INSTRUCTIONS TO FOLLOW: Check each line below for the word "引出诗句", and copy those that have it.

[BEGIN INFORMATION SUPPLIED]

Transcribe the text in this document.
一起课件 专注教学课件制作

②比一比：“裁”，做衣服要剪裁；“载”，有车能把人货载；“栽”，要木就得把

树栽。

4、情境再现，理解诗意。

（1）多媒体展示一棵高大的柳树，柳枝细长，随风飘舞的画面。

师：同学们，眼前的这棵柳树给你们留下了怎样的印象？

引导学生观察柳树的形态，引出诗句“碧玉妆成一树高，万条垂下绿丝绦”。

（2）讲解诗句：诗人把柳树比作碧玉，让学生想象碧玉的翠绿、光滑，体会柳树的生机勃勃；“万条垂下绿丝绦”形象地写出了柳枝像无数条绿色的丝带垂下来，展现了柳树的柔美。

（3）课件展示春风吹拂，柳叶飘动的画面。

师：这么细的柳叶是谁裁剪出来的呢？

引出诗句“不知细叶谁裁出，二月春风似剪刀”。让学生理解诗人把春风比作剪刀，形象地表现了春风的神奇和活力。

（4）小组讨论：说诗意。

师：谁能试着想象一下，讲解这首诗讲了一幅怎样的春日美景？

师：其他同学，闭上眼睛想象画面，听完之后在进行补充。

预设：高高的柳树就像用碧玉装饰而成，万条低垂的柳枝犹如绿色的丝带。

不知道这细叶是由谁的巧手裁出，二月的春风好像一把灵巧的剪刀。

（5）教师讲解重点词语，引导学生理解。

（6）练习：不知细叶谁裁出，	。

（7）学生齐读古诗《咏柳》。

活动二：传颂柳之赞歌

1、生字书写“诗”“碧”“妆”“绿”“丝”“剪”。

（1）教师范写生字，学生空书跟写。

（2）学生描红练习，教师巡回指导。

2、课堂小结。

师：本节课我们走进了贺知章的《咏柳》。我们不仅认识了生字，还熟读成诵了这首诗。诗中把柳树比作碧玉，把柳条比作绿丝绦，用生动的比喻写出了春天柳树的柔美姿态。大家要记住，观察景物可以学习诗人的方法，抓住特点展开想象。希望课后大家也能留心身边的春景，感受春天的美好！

[END INFORMATION SUPPLIED]

WORKED SOLUTION:
引导学生观察柳树的形态，引出诗句“碧玉妆成一树高，万条垂下绿丝绦”。
引出诗句“不知细叶谁裁出，二月春风似剪刀”。让学生理解诗人把春风比作剪刀，形象地表现了春风的神奇和活力。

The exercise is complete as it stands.